=== To be done ===
Give the listing again exactly, omitting its images.

---------- Stored records ----------

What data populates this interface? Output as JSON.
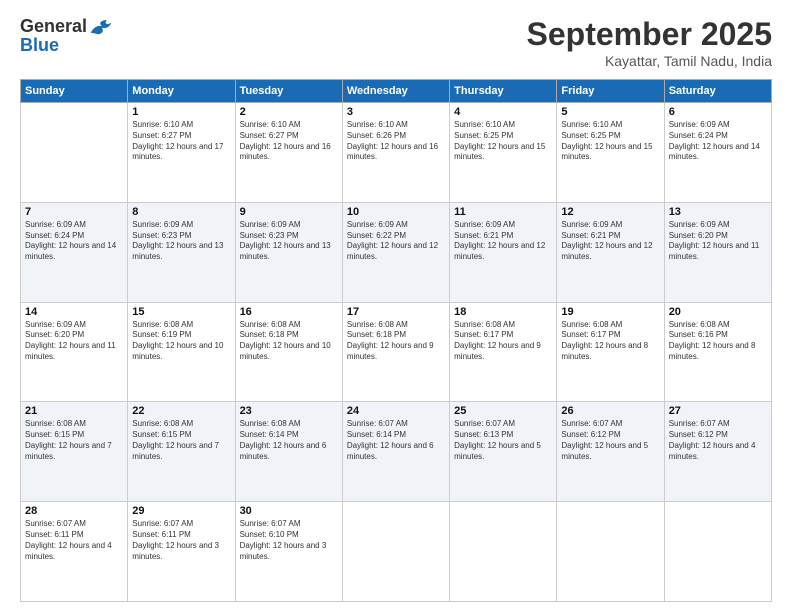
{
  "logo": {
    "general": "General",
    "blue": "Blue"
  },
  "title": "September 2025",
  "subtitle": "Kayattar, Tamil Nadu, India",
  "days": [
    "Sunday",
    "Monday",
    "Tuesday",
    "Wednesday",
    "Thursday",
    "Friday",
    "Saturday"
  ],
  "weeks": [
    [
      {
        "day": "",
        "sunrise": "",
        "sunset": "",
        "daylight": ""
      },
      {
        "day": "1",
        "sunrise": "Sunrise: 6:10 AM",
        "sunset": "Sunset: 6:27 PM",
        "daylight": "Daylight: 12 hours and 17 minutes."
      },
      {
        "day": "2",
        "sunrise": "Sunrise: 6:10 AM",
        "sunset": "Sunset: 6:27 PM",
        "daylight": "Daylight: 12 hours and 16 minutes."
      },
      {
        "day": "3",
        "sunrise": "Sunrise: 6:10 AM",
        "sunset": "Sunset: 6:26 PM",
        "daylight": "Daylight: 12 hours and 16 minutes."
      },
      {
        "day": "4",
        "sunrise": "Sunrise: 6:10 AM",
        "sunset": "Sunset: 6:25 PM",
        "daylight": "Daylight: 12 hours and 15 minutes."
      },
      {
        "day": "5",
        "sunrise": "Sunrise: 6:10 AM",
        "sunset": "Sunset: 6:25 PM",
        "daylight": "Daylight: 12 hours and 15 minutes."
      },
      {
        "day": "6",
        "sunrise": "Sunrise: 6:09 AM",
        "sunset": "Sunset: 6:24 PM",
        "daylight": "Daylight: 12 hours and 14 minutes."
      }
    ],
    [
      {
        "day": "7",
        "sunrise": "Sunrise: 6:09 AM",
        "sunset": "Sunset: 6:24 PM",
        "daylight": "Daylight: 12 hours and 14 minutes."
      },
      {
        "day": "8",
        "sunrise": "Sunrise: 6:09 AM",
        "sunset": "Sunset: 6:23 PM",
        "daylight": "Daylight: 12 hours and 13 minutes."
      },
      {
        "day": "9",
        "sunrise": "Sunrise: 6:09 AM",
        "sunset": "Sunset: 6:23 PM",
        "daylight": "Daylight: 12 hours and 13 minutes."
      },
      {
        "day": "10",
        "sunrise": "Sunrise: 6:09 AM",
        "sunset": "Sunset: 6:22 PM",
        "daylight": "Daylight: 12 hours and 12 minutes."
      },
      {
        "day": "11",
        "sunrise": "Sunrise: 6:09 AM",
        "sunset": "Sunset: 6:21 PM",
        "daylight": "Daylight: 12 hours and 12 minutes."
      },
      {
        "day": "12",
        "sunrise": "Sunrise: 6:09 AM",
        "sunset": "Sunset: 6:21 PM",
        "daylight": "Daylight: 12 hours and 12 minutes."
      },
      {
        "day": "13",
        "sunrise": "Sunrise: 6:09 AM",
        "sunset": "Sunset: 6:20 PM",
        "daylight": "Daylight: 12 hours and 11 minutes."
      }
    ],
    [
      {
        "day": "14",
        "sunrise": "Sunrise: 6:09 AM",
        "sunset": "Sunset: 6:20 PM",
        "daylight": "Daylight: 12 hours and 11 minutes."
      },
      {
        "day": "15",
        "sunrise": "Sunrise: 6:08 AM",
        "sunset": "Sunset: 6:19 PM",
        "daylight": "Daylight: 12 hours and 10 minutes."
      },
      {
        "day": "16",
        "sunrise": "Sunrise: 6:08 AM",
        "sunset": "Sunset: 6:18 PM",
        "daylight": "Daylight: 12 hours and 10 minutes."
      },
      {
        "day": "17",
        "sunrise": "Sunrise: 6:08 AM",
        "sunset": "Sunset: 6:18 PM",
        "daylight": "Daylight: 12 hours and 9 minutes."
      },
      {
        "day": "18",
        "sunrise": "Sunrise: 6:08 AM",
        "sunset": "Sunset: 6:17 PM",
        "daylight": "Daylight: 12 hours and 9 minutes."
      },
      {
        "day": "19",
        "sunrise": "Sunrise: 6:08 AM",
        "sunset": "Sunset: 6:17 PM",
        "daylight": "Daylight: 12 hours and 8 minutes."
      },
      {
        "day": "20",
        "sunrise": "Sunrise: 6:08 AM",
        "sunset": "Sunset: 6:16 PM",
        "daylight": "Daylight: 12 hours and 8 minutes."
      }
    ],
    [
      {
        "day": "21",
        "sunrise": "Sunrise: 6:08 AM",
        "sunset": "Sunset: 6:15 PM",
        "daylight": "Daylight: 12 hours and 7 minutes."
      },
      {
        "day": "22",
        "sunrise": "Sunrise: 6:08 AM",
        "sunset": "Sunset: 6:15 PM",
        "daylight": "Daylight: 12 hours and 7 minutes."
      },
      {
        "day": "23",
        "sunrise": "Sunrise: 6:08 AM",
        "sunset": "Sunset: 6:14 PM",
        "daylight": "Daylight: 12 hours and 6 minutes."
      },
      {
        "day": "24",
        "sunrise": "Sunrise: 6:07 AM",
        "sunset": "Sunset: 6:14 PM",
        "daylight": "Daylight: 12 hours and 6 minutes."
      },
      {
        "day": "25",
        "sunrise": "Sunrise: 6:07 AM",
        "sunset": "Sunset: 6:13 PM",
        "daylight": "Daylight: 12 hours and 5 minutes."
      },
      {
        "day": "26",
        "sunrise": "Sunrise: 6:07 AM",
        "sunset": "Sunset: 6:12 PM",
        "daylight": "Daylight: 12 hours and 5 minutes."
      },
      {
        "day": "27",
        "sunrise": "Sunrise: 6:07 AM",
        "sunset": "Sunset: 6:12 PM",
        "daylight": "Daylight: 12 hours and 4 minutes."
      }
    ],
    [
      {
        "day": "28",
        "sunrise": "Sunrise: 6:07 AM",
        "sunset": "Sunset: 6:11 PM",
        "daylight": "Daylight: 12 hours and 4 minutes."
      },
      {
        "day": "29",
        "sunrise": "Sunrise: 6:07 AM",
        "sunset": "Sunset: 6:11 PM",
        "daylight": "Daylight: 12 hours and 3 minutes."
      },
      {
        "day": "30",
        "sunrise": "Sunrise: 6:07 AM",
        "sunset": "Sunset: 6:10 PM",
        "daylight": "Daylight: 12 hours and 3 minutes."
      },
      {
        "day": "",
        "sunrise": "",
        "sunset": "",
        "daylight": ""
      },
      {
        "day": "",
        "sunrise": "",
        "sunset": "",
        "daylight": ""
      },
      {
        "day": "",
        "sunrise": "",
        "sunset": "",
        "daylight": ""
      },
      {
        "day": "",
        "sunrise": "",
        "sunset": "",
        "daylight": ""
      }
    ]
  ]
}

----------

=== Exercise output ===
What data populates this interface? Output as JSON.
{
  "logo": {
    "general": "General",
    "blue": "Blue"
  },
  "title": "September 2025",
  "subtitle": "Kayattar, Tamil Nadu, India",
  "days": [
    "Sunday",
    "Monday",
    "Tuesday",
    "Wednesday",
    "Thursday",
    "Friday",
    "Saturday"
  ],
  "weeks": [
    [
      {
        "day": "",
        "sunrise": "",
        "sunset": "",
        "daylight": ""
      },
      {
        "day": "1",
        "sunrise": "Sunrise: 6:10 AM",
        "sunset": "Sunset: 6:27 PM",
        "daylight": "Daylight: 12 hours and 17 minutes."
      },
      {
        "day": "2",
        "sunrise": "Sunrise: 6:10 AM",
        "sunset": "Sunset: 6:27 PM",
        "daylight": "Daylight: 12 hours and 16 minutes."
      },
      {
        "day": "3",
        "sunrise": "Sunrise: 6:10 AM",
        "sunset": "Sunset: 6:26 PM",
        "daylight": "Daylight: 12 hours and 16 minutes."
      },
      {
        "day": "4",
        "sunrise": "Sunrise: 6:10 AM",
        "sunset": "Sunset: 6:25 PM",
        "daylight": "Daylight: 12 hours and 15 minutes."
      },
      {
        "day": "5",
        "sunrise": "Sunrise: 6:10 AM",
        "sunset": "Sunset: 6:25 PM",
        "daylight": "Daylight: 12 hours and 15 minutes."
      },
      {
        "day": "6",
        "sunrise": "Sunrise: 6:09 AM",
        "sunset": "Sunset: 6:24 PM",
        "daylight": "Daylight: 12 hours and 14 minutes."
      }
    ],
    [
      {
        "day": "7",
        "sunrise": "Sunrise: 6:09 AM",
        "sunset": "Sunset: 6:24 PM",
        "daylight": "Daylight: 12 hours and 14 minutes."
      },
      {
        "day": "8",
        "sunrise": "Sunrise: 6:09 AM",
        "sunset": "Sunset: 6:23 PM",
        "daylight": "Daylight: 12 hours and 13 minutes."
      },
      {
        "day": "9",
        "sunrise": "Sunrise: 6:09 AM",
        "sunset": "Sunset: 6:23 PM",
        "daylight": "Daylight: 12 hours and 13 minutes."
      },
      {
        "day": "10",
        "sunrise": "Sunrise: 6:09 AM",
        "sunset": "Sunset: 6:22 PM",
        "daylight": "Daylight: 12 hours and 12 minutes."
      },
      {
        "day": "11",
        "sunrise": "Sunrise: 6:09 AM",
        "sunset": "Sunset: 6:21 PM",
        "daylight": "Daylight: 12 hours and 12 minutes."
      },
      {
        "day": "12",
        "sunrise": "Sunrise: 6:09 AM",
        "sunset": "Sunset: 6:21 PM",
        "daylight": "Daylight: 12 hours and 12 minutes."
      },
      {
        "day": "13",
        "sunrise": "Sunrise: 6:09 AM",
        "sunset": "Sunset: 6:20 PM",
        "daylight": "Daylight: 12 hours and 11 minutes."
      }
    ],
    [
      {
        "day": "14",
        "sunrise": "Sunrise: 6:09 AM",
        "sunset": "Sunset: 6:20 PM",
        "daylight": "Daylight: 12 hours and 11 minutes."
      },
      {
        "day": "15",
        "sunrise": "Sunrise: 6:08 AM",
        "sunset": "Sunset: 6:19 PM",
        "daylight": "Daylight: 12 hours and 10 minutes."
      },
      {
        "day": "16",
        "sunrise": "Sunrise: 6:08 AM",
        "sunset": "Sunset: 6:18 PM",
        "daylight": "Daylight: 12 hours and 10 minutes."
      },
      {
        "day": "17",
        "sunrise": "Sunrise: 6:08 AM",
        "sunset": "Sunset: 6:18 PM",
        "daylight": "Daylight: 12 hours and 9 minutes."
      },
      {
        "day": "18",
        "sunrise": "Sunrise: 6:08 AM",
        "sunset": "Sunset: 6:17 PM",
        "daylight": "Daylight: 12 hours and 9 minutes."
      },
      {
        "day": "19",
        "sunrise": "Sunrise: 6:08 AM",
        "sunset": "Sunset: 6:17 PM",
        "daylight": "Daylight: 12 hours and 8 minutes."
      },
      {
        "day": "20",
        "sunrise": "Sunrise: 6:08 AM",
        "sunset": "Sunset: 6:16 PM",
        "daylight": "Daylight: 12 hours and 8 minutes."
      }
    ],
    [
      {
        "day": "21",
        "sunrise": "Sunrise: 6:08 AM",
        "sunset": "Sunset: 6:15 PM",
        "daylight": "Daylight: 12 hours and 7 minutes."
      },
      {
        "day": "22",
        "sunrise": "Sunrise: 6:08 AM",
        "sunset": "Sunset: 6:15 PM",
        "daylight": "Daylight: 12 hours and 7 minutes."
      },
      {
        "day": "23",
        "sunrise": "Sunrise: 6:08 AM",
        "sunset": "Sunset: 6:14 PM",
        "daylight": "Daylight: 12 hours and 6 minutes."
      },
      {
        "day": "24",
        "sunrise": "Sunrise: 6:07 AM",
        "sunset": "Sunset: 6:14 PM",
        "daylight": "Daylight: 12 hours and 6 minutes."
      },
      {
        "day": "25",
        "sunrise": "Sunrise: 6:07 AM",
        "sunset": "Sunset: 6:13 PM",
        "daylight": "Daylight: 12 hours and 5 minutes."
      },
      {
        "day": "26",
        "sunrise": "Sunrise: 6:07 AM",
        "sunset": "Sunset: 6:12 PM",
        "daylight": "Daylight: 12 hours and 5 minutes."
      },
      {
        "day": "27",
        "sunrise": "Sunrise: 6:07 AM",
        "sunset": "Sunset: 6:12 PM",
        "daylight": "Daylight: 12 hours and 4 minutes."
      }
    ],
    [
      {
        "day": "28",
        "sunrise": "Sunrise: 6:07 AM",
        "sunset": "Sunset: 6:11 PM",
        "daylight": "Daylight: 12 hours and 4 minutes."
      },
      {
        "day": "29",
        "sunrise": "Sunrise: 6:07 AM",
        "sunset": "Sunset: 6:11 PM",
        "daylight": "Daylight: 12 hours and 3 minutes."
      },
      {
        "day": "30",
        "sunrise": "Sunrise: 6:07 AM",
        "sunset": "Sunset: 6:10 PM",
        "daylight": "Daylight: 12 hours and 3 minutes."
      },
      {
        "day": "",
        "sunrise": "",
        "sunset": "",
        "daylight": ""
      },
      {
        "day": "",
        "sunrise": "",
        "sunset": "",
        "daylight": ""
      },
      {
        "day": "",
        "sunrise": "",
        "sunset": "",
        "daylight": ""
      },
      {
        "day": "",
        "sunrise": "",
        "sunset": "",
        "daylight": ""
      }
    ]
  ]
}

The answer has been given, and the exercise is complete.